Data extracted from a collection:
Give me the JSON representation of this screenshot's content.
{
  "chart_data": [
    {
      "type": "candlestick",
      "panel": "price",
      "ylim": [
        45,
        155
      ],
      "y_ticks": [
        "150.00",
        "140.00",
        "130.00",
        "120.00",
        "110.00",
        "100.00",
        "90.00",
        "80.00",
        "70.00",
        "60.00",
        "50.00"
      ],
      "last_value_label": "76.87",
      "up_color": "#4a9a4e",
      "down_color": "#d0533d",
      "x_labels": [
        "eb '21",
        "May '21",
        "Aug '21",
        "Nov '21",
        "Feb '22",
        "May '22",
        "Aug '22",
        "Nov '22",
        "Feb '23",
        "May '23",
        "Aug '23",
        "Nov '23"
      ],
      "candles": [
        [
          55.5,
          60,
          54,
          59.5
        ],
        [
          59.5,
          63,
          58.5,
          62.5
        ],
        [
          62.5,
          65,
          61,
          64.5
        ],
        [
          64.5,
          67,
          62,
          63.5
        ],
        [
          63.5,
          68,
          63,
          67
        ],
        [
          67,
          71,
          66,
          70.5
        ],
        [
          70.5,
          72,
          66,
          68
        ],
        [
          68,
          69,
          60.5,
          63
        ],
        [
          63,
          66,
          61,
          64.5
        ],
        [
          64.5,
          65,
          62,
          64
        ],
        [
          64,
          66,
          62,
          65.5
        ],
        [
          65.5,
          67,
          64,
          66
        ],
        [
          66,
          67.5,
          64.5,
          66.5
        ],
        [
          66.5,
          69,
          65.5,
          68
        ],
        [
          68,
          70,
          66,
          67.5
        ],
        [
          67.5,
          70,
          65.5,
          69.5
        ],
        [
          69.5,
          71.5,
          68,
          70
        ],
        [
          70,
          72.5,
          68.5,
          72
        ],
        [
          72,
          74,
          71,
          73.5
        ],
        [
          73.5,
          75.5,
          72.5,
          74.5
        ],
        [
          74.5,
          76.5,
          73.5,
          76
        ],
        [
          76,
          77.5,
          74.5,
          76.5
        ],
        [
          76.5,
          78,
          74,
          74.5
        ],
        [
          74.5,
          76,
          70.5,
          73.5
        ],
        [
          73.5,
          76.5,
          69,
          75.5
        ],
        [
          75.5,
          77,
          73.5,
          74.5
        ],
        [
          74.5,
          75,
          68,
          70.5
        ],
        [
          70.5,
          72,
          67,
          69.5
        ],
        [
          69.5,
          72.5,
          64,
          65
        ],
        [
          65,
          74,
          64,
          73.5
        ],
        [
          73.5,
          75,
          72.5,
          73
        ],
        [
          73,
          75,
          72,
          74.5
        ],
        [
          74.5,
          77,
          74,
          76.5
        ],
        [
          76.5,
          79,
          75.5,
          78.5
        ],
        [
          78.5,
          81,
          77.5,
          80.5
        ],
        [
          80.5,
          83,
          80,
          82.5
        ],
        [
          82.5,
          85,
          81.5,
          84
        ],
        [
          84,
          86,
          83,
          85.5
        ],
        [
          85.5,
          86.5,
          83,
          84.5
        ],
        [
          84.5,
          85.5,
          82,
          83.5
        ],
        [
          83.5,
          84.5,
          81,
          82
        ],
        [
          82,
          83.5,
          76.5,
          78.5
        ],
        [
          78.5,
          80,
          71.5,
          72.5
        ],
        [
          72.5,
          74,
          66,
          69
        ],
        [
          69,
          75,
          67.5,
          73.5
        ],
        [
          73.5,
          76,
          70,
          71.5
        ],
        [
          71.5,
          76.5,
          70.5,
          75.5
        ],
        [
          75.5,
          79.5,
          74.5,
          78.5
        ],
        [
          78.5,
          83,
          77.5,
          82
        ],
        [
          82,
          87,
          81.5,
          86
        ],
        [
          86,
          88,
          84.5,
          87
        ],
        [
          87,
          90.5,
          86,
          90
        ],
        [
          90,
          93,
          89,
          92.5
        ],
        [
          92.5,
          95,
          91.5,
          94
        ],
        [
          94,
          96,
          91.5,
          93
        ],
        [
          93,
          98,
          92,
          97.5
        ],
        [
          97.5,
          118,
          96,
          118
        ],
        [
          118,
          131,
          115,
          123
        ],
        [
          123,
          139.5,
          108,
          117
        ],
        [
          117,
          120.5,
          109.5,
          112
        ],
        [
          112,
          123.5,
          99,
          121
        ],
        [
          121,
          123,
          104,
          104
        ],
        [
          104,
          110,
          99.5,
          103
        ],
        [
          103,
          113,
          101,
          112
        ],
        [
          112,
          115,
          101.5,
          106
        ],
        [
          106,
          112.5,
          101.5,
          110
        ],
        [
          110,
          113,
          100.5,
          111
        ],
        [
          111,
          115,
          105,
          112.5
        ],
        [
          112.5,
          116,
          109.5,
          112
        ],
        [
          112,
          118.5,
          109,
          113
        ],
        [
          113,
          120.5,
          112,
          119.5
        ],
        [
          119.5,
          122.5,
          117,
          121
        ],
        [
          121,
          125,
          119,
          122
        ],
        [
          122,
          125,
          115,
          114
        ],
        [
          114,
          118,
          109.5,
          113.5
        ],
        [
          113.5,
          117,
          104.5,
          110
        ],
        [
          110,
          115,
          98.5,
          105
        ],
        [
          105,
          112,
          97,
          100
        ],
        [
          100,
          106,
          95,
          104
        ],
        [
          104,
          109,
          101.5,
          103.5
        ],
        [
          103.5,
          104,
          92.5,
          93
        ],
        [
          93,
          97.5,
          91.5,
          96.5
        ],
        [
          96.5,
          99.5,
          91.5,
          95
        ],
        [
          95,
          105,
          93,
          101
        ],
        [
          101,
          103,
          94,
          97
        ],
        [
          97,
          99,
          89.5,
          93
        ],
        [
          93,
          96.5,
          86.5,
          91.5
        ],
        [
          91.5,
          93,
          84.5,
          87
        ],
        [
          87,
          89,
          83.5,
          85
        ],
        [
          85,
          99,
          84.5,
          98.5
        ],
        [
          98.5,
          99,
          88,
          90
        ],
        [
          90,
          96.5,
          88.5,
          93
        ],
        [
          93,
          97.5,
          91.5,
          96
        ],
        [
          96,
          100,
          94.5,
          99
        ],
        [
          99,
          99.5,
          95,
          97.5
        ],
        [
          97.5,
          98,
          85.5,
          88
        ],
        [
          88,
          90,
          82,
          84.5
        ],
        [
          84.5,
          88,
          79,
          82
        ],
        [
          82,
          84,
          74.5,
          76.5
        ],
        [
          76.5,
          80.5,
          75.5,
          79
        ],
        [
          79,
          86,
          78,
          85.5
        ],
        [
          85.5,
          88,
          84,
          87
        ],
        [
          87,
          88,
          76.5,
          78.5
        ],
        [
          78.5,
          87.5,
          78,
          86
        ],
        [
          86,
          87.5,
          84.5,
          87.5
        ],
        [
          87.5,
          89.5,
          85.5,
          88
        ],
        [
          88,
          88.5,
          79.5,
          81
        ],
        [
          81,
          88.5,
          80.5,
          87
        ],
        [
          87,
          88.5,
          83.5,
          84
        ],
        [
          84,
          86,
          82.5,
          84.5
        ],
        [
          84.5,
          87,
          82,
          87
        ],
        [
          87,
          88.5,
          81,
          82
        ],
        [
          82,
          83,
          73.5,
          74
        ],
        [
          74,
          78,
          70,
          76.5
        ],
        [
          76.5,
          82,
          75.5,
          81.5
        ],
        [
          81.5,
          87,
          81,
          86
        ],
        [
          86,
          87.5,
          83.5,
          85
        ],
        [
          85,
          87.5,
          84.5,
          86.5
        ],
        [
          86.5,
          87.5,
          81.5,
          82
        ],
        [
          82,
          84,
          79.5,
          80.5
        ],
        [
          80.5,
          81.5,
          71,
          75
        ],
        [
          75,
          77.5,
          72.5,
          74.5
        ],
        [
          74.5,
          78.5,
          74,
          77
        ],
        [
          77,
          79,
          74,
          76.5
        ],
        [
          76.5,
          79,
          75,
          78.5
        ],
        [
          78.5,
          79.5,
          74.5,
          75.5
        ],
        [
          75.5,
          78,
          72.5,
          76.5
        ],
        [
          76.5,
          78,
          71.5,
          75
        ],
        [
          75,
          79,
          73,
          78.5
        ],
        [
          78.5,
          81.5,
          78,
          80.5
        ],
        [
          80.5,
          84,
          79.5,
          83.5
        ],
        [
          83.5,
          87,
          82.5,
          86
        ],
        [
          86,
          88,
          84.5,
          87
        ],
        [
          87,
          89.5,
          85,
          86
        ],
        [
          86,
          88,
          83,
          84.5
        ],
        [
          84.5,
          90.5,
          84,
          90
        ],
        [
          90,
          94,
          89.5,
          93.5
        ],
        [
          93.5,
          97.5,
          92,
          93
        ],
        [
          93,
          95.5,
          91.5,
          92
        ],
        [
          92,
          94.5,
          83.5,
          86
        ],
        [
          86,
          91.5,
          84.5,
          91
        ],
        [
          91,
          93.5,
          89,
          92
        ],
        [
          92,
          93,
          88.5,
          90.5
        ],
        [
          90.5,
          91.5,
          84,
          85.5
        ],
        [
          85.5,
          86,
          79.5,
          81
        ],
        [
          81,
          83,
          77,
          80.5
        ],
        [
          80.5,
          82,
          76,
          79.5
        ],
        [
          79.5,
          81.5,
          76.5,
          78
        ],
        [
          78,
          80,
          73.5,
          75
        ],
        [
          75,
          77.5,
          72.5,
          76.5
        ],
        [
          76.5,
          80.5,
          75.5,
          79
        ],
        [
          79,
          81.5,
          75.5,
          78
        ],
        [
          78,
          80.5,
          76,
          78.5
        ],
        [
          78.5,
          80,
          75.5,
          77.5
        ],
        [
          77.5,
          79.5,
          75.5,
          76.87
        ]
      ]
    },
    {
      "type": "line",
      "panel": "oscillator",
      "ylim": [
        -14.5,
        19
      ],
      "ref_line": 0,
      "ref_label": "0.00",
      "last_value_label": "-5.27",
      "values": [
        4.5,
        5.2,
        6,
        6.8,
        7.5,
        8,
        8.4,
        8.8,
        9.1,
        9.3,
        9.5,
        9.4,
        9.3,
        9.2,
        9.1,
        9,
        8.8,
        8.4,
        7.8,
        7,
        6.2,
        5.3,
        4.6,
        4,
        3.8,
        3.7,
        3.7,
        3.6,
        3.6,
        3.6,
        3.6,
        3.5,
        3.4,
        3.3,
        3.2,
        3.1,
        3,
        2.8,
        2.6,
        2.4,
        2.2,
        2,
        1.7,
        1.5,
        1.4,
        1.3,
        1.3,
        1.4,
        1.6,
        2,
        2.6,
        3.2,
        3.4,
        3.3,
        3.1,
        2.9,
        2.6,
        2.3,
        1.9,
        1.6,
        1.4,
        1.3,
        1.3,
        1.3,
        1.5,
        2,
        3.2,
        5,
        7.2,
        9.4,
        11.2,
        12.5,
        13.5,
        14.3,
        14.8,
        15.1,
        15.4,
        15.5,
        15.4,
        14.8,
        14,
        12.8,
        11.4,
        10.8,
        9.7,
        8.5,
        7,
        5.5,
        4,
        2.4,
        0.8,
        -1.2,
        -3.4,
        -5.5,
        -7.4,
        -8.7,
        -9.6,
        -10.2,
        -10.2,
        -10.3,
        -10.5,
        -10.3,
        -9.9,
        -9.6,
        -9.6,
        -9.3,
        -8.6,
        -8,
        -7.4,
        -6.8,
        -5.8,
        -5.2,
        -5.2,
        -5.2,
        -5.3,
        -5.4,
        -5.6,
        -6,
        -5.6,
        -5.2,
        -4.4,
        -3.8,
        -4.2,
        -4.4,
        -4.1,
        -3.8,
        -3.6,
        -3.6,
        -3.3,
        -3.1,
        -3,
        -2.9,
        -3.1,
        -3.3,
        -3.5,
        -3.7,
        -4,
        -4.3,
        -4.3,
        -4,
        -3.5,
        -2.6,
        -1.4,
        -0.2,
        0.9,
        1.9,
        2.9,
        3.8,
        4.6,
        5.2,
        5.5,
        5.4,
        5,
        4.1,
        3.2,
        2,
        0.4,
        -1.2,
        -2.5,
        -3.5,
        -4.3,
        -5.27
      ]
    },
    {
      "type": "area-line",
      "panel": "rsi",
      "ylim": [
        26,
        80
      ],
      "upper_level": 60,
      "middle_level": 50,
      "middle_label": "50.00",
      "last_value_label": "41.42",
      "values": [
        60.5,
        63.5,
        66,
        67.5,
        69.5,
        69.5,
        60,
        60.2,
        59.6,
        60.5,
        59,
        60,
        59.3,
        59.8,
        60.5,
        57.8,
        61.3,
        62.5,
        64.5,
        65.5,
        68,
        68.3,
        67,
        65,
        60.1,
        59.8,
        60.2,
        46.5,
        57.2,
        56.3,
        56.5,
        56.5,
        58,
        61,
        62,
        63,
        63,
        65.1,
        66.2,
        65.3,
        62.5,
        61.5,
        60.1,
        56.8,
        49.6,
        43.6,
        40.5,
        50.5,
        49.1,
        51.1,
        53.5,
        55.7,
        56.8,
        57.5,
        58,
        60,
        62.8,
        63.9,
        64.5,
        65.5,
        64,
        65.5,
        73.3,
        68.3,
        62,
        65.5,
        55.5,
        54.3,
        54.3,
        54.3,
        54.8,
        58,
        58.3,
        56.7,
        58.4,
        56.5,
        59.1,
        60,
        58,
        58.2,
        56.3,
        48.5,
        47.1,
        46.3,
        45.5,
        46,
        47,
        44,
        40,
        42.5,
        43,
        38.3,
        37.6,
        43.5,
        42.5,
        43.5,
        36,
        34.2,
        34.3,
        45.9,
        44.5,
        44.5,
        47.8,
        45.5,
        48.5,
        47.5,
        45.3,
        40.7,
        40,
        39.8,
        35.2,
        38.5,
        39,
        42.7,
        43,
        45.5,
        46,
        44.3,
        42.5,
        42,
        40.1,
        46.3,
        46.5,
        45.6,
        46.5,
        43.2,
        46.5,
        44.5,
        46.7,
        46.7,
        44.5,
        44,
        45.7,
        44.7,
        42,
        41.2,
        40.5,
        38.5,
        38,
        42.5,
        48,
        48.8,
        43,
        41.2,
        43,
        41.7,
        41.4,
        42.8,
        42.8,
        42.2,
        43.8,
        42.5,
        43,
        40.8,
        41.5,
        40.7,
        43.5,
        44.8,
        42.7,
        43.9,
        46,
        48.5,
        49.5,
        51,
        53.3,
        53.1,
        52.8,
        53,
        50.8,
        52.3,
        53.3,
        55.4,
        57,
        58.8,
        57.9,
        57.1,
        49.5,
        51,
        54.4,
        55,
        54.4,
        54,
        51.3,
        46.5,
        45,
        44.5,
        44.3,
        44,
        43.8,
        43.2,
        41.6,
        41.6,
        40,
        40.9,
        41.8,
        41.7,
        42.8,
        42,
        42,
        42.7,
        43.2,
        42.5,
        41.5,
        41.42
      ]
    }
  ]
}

## [Exercise task]
Filter the entries down to the lines containing "type". Copy each of those lines.

## [Finished answer]
      "type": "candlestick",
      "type": "line",
      "type": "area-line",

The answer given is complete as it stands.